Output every entry exactly as written, skipping any pictures.

## [Data shown]
----

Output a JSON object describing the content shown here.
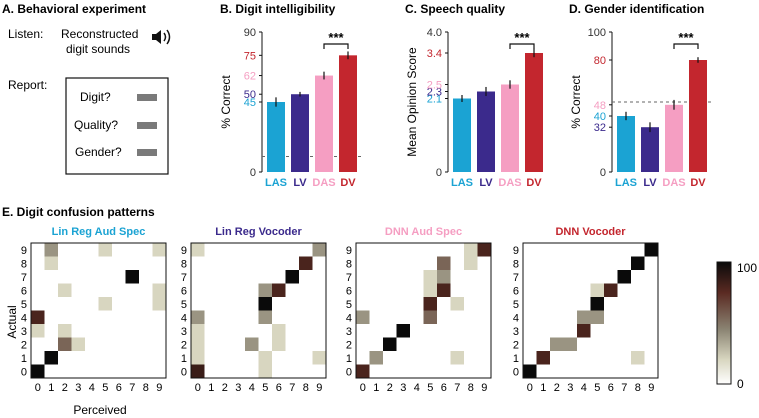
{
  "colors": {
    "LAS": "#1ba3d3",
    "LV": "#3b2a8c",
    "DAS": "#f59ec2",
    "DV": "#c3262e"
  },
  "panel_a": {
    "title": "A. Behavioral experiment",
    "listen_label": "Listen:",
    "listen_text_1": "Reconstructed",
    "listen_text_2": "digit sounds",
    "speaker_icon": "speaker-icon",
    "report_label": "Report:",
    "items": [
      "Digit?",
      "Quality?",
      "Gender?"
    ]
  },
  "chart_data": [
    {
      "type": "bar",
      "title": "B. Digit intelligibility",
      "ylabel": "% Correct",
      "ylim": [
        0,
        90
      ],
      "categories": [
        "LAS",
        "LV",
        "DAS",
        "DV"
      ],
      "values": [
        45,
        50,
        62,
        75
      ],
      "errors": [
        3,
        1.5,
        2.5,
        2.5
      ],
      "chance": 10,
      "ticks": [
        "0",
        "45",
        "50",
        "62",
        "75",
        "90"
      ],
      "tick_values": [
        0,
        45,
        50,
        62,
        75,
        90
      ],
      "tick_colors": [
        "#333333",
        "#1ba3d3",
        "#3b2a8c",
        "#f59ec2",
        "#c3262e",
        "#333333"
      ],
      "significance": "***",
      "sig_between": [
        2,
        3
      ]
    },
    {
      "type": "bar",
      "title": "C. Speech quality",
      "ylabel": "Mean Opinion Score",
      "ylim": [
        0,
        4
      ],
      "categories": [
        "LAS",
        "LV",
        "DAS",
        "DV"
      ],
      "values": [
        2.1,
        2.3,
        2.5,
        3.4
      ],
      "errors": [
        0.1,
        0.13,
        0.12,
        0.12
      ],
      "ticks": [
        "0",
        "2.1",
        "2.3",
        "2.5",
        "3.4",
        "4.0"
      ],
      "tick_values": [
        0,
        2.1,
        2.3,
        2.5,
        3.4,
        4.0
      ],
      "tick_colors": [
        "#333333",
        "#1ba3d3",
        "#3b2a8c",
        "#f59ec2",
        "#c3262e",
        "#333333"
      ],
      "significance": "***",
      "sig_between": [
        2,
        3
      ]
    },
    {
      "type": "bar",
      "title": "D. Gender identification",
      "ylabel": "% Correct",
      "ylim": [
        0,
        100
      ],
      "categories": [
        "LAS",
        "LV",
        "DAS",
        "DV"
      ],
      "values": [
        40,
        32,
        48,
        80
      ],
      "errors": [
        3,
        3.5,
        3.5,
        2
      ],
      "chance": 50,
      "ticks": [
        "0",
        "32",
        "40",
        "48",
        "80",
        "100"
      ],
      "tick_values": [
        0,
        32,
        40,
        48,
        80,
        100
      ],
      "tick_colors": [
        "#333333",
        "#3b2a8c",
        "#1ba3d3",
        "#f59ec2",
        "#c3262e",
        "#333333"
      ],
      "significance": "***",
      "sig_between": [
        2,
        3
      ]
    },
    {
      "type": "heatmap",
      "title": "E. Digit confusion patterns",
      "xlabel": "Perceived",
      "ylabel": "Actual",
      "x_ticks": [
        "0",
        "1",
        "2",
        "3",
        "4",
        "5",
        "6",
        "7",
        "8",
        "9"
      ],
      "y_ticks": [
        "0",
        "1",
        "2",
        "3",
        "4",
        "5",
        "6",
        "7",
        "8",
        "9"
      ],
      "colorbar": {
        "min": 0,
        "max": 100,
        "min_label": "0",
        "max_label": "100"
      },
      "matrices": [
        {
          "name": "Lin Reg Aud Spec",
          "color_key": "LAS",
          "cells": [
            [
              0,
              0,
              100
            ],
            [
              1,
              1,
              100
            ],
            [
              2,
              2,
              55
            ],
            [
              2,
              3,
              20
            ],
            [
              3,
              0,
              20
            ],
            [
              3,
              2,
              20
            ],
            [
              4,
              0,
              80
            ],
            [
              5,
              5,
              20
            ],
            [
              5,
              9,
              20
            ],
            [
              6,
              2,
              20
            ],
            [
              6,
              9,
              20
            ],
            [
              7,
              7,
              100
            ],
            [
              8,
              1,
              20
            ],
            [
              9,
              1,
              40
            ],
            [
              9,
              5,
              20
            ],
            [
              9,
              9,
              20
            ]
          ]
        },
        {
          "name": "Lin Reg Vocoder",
          "color_key": "LV",
          "cells": [
            [
              0,
              0,
              85
            ],
            [
              0,
              5,
              20
            ],
            [
              1,
              0,
              20
            ],
            [
              1,
              5,
              20
            ],
            [
              1,
              9,
              20
            ],
            [
              2,
              0,
              20
            ],
            [
              2,
              4,
              40
            ],
            [
              2,
              6,
              20
            ],
            [
              3,
              0,
              20
            ],
            [
              3,
              6,
              20
            ],
            [
              4,
              0,
              40
            ],
            [
              4,
              5,
              40
            ],
            [
              5,
              5,
              100
            ],
            [
              6,
              5,
              40
            ],
            [
              6,
              6,
              80
            ],
            [
              7,
              7,
              100
            ],
            [
              8,
              8,
              80
            ],
            [
              9,
              0,
              20
            ],
            [
              9,
              9,
              40
            ]
          ]
        },
        {
          "name": "DNN Aud Spec",
          "color_key": "DAS",
          "cells": [
            [
              0,
              0,
              80
            ],
            [
              1,
              1,
              40
            ],
            [
              1,
              7,
              20
            ],
            [
              2,
              2,
              100
            ],
            [
              3,
              3,
              100
            ],
            [
              4,
              0,
              40
            ],
            [
              4,
              5,
              55
            ],
            [
              5,
              5,
              80
            ],
            [
              5,
              7,
              20
            ],
            [
              6,
              6,
              80
            ],
            [
              6,
              5,
              20
            ],
            [
              7,
              5,
              20
            ],
            [
              7,
              6,
              40
            ],
            [
              8,
              6,
              55
            ],
            [
              8,
              8,
              20
            ],
            [
              9,
              8,
              20
            ],
            [
              9,
              9,
              80
            ]
          ]
        },
        {
          "name": "DNN Vocoder",
          "color_key": "DV",
          "cells": [
            [
              0,
              0,
              100
            ],
            [
              1,
              1,
              80
            ],
            [
              1,
              8,
              20
            ],
            [
              2,
              2,
              40
            ],
            [
              2,
              3,
              40
            ],
            [
              3,
              4,
              80
            ],
            [
              4,
              4,
              40
            ],
            [
              4,
              5,
              40
            ],
            [
              5,
              5,
              100
            ],
            [
              6,
              5,
              20
            ],
            [
              6,
              6,
              80
            ],
            [
              7,
              7,
              100
            ],
            [
              8,
              8,
              100
            ],
            [
              9,
              9,
              100
            ]
          ]
        }
      ]
    }
  ]
}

----

## [Finished exercise]
Output a JSON object describing the content shown here.
{
  "colors": {
    "LAS": "#1ba3d3",
    "LV": "#3b2a8c",
    "DAS": "#f59ec2",
    "DV": "#c3262e"
  },
  "panel_a": {
    "title": "A. Behavioral experiment",
    "listen_label": "Listen:",
    "listen_text_1": "Reconstructed",
    "listen_text_2": "digit sounds",
    "speaker_icon": "speaker-icon",
    "report_label": "Report:",
    "items": [
      "Digit?",
      "Quality?",
      "Gender?"
    ]
  },
  "chart_data": [
    {
      "type": "bar",
      "title": "B. Digit intelligibility",
      "ylabel": "% Correct",
      "ylim": [
        0,
        90
      ],
      "categories": [
        "LAS",
        "LV",
        "DAS",
        "DV"
      ],
      "values": [
        45,
        50,
        62,
        75
      ],
      "errors": [
        3,
        1.5,
        2.5,
        2.5
      ],
      "chance": 10,
      "ticks": [
        "0",
        "45",
        "50",
        "62",
        "75",
        "90"
      ],
      "tick_values": [
        0,
        45,
        50,
        62,
        75,
        90
      ],
      "tick_colors": [
        "#333333",
        "#1ba3d3",
        "#3b2a8c",
        "#f59ec2",
        "#c3262e",
        "#333333"
      ],
      "significance": "***",
      "sig_between": [
        2,
        3
      ]
    },
    {
      "type": "bar",
      "title": "C. Speech quality",
      "ylabel": "Mean Opinion Score",
      "ylim": [
        0,
        4
      ],
      "categories": [
        "LAS",
        "LV",
        "DAS",
        "DV"
      ],
      "values": [
        2.1,
        2.3,
        2.5,
        3.4
      ],
      "errors": [
        0.1,
        0.13,
        0.12,
        0.12
      ],
      "ticks": [
        "0",
        "2.1",
        "2.3",
        "2.5",
        "3.4",
        "4.0"
      ],
      "tick_values": [
        0,
        2.1,
        2.3,
        2.5,
        3.4,
        4.0
      ],
      "tick_colors": [
        "#333333",
        "#1ba3d3",
        "#3b2a8c",
        "#f59ec2",
        "#c3262e",
        "#333333"
      ],
      "significance": "***",
      "sig_between": [
        2,
        3
      ]
    },
    {
      "type": "bar",
      "title": "D. Gender identification",
      "ylabel": "% Correct",
      "ylim": [
        0,
        100
      ],
      "categories": [
        "LAS",
        "LV",
        "DAS",
        "DV"
      ],
      "values": [
        40,
        32,
        48,
        80
      ],
      "errors": [
        3,
        3.5,
        3.5,
        2
      ],
      "chance": 50,
      "ticks": [
        "0",
        "32",
        "40",
        "48",
        "80",
        "100"
      ],
      "tick_values": [
        0,
        32,
        40,
        48,
        80,
        100
      ],
      "tick_colors": [
        "#333333",
        "#3b2a8c",
        "#1ba3d3",
        "#f59ec2",
        "#c3262e",
        "#333333"
      ],
      "significance": "***",
      "sig_between": [
        2,
        3
      ]
    },
    {
      "type": "heatmap",
      "title": "E. Digit confusion patterns",
      "xlabel": "Perceived",
      "ylabel": "Actual",
      "x_ticks": [
        "0",
        "1",
        "2",
        "3",
        "4",
        "5",
        "6",
        "7",
        "8",
        "9"
      ],
      "y_ticks": [
        "0",
        "1",
        "2",
        "3",
        "4",
        "5",
        "6",
        "7",
        "8",
        "9"
      ],
      "colorbar": {
        "min": 0,
        "max": 100,
        "min_label": "0",
        "max_label": "100"
      },
      "matrices": [
        {
          "name": "Lin Reg Aud Spec",
          "color_key": "LAS",
          "cells": [
            [
              0,
              0,
              100
            ],
            [
              1,
              1,
              100
            ],
            [
              2,
              2,
              55
            ],
            [
              2,
              3,
              20
            ],
            [
              3,
              0,
              20
            ],
            [
              3,
              2,
              20
            ],
            [
              4,
              0,
              80
            ],
            [
              5,
              5,
              20
            ],
            [
              5,
              9,
              20
            ],
            [
              6,
              2,
              20
            ],
            [
              6,
              9,
              20
            ],
            [
              7,
              7,
              100
            ],
            [
              8,
              1,
              20
            ],
            [
              9,
              1,
              40
            ],
            [
              9,
              5,
              20
            ],
            [
              9,
              9,
              20
            ]
          ]
        },
        {
          "name": "Lin Reg Vocoder",
          "color_key": "LV",
          "cells": [
            [
              0,
              0,
              85
            ],
            [
              0,
              5,
              20
            ],
            [
              1,
              0,
              20
            ],
            [
              1,
              5,
              20
            ],
            [
              1,
              9,
              20
            ],
            [
              2,
              0,
              20
            ],
            [
              2,
              4,
              40
            ],
            [
              2,
              6,
              20
            ],
            [
              3,
              0,
              20
            ],
            [
              3,
              6,
              20
            ],
            [
              4,
              0,
              40
            ],
            [
              4,
              5,
              40
            ],
            [
              5,
              5,
              100
            ],
            [
              6,
              5,
              40
            ],
            [
              6,
              6,
              80
            ],
            [
              7,
              7,
              100
            ],
            [
              8,
              8,
              80
            ],
            [
              9,
              0,
              20
            ],
            [
              9,
              9,
              40
            ]
          ]
        },
        {
          "name": "DNN Aud Spec",
          "color_key": "DAS",
          "cells": [
            [
              0,
              0,
              80
            ],
            [
              1,
              1,
              40
            ],
            [
              1,
              7,
              20
            ],
            [
              2,
              2,
              100
            ],
            [
              3,
              3,
              100
            ],
            [
              4,
              0,
              40
            ],
            [
              4,
              5,
              55
            ],
            [
              5,
              5,
              80
            ],
            [
              5,
              7,
              20
            ],
            [
              6,
              6,
              80
            ],
            [
              6,
              5,
              20
            ],
            [
              7,
              5,
              20
            ],
            [
              7,
              6,
              40
            ],
            [
              8,
              6,
              55
            ],
            [
              8,
              8,
              20
            ],
            [
              9,
              8,
              20
            ],
            [
              9,
              9,
              80
            ]
          ]
        },
        {
          "name": "DNN Vocoder",
          "color_key": "DV",
          "cells": [
            [
              0,
              0,
              100
            ],
            [
              1,
              1,
              80
            ],
            [
              1,
              8,
              20
            ],
            [
              2,
              2,
              40
            ],
            [
              2,
              3,
              40
            ],
            [
              3,
              4,
              80
            ],
            [
              4,
              4,
              40
            ],
            [
              4,
              5,
              40
            ],
            [
              5,
              5,
              100
            ],
            [
              6,
              5,
              20
            ],
            [
              6,
              6,
              80
            ],
            [
              7,
              7,
              100
            ],
            [
              8,
              8,
              100
            ],
            [
              9,
              9,
              100
            ]
          ]
        }
      ]
    }
  ]
}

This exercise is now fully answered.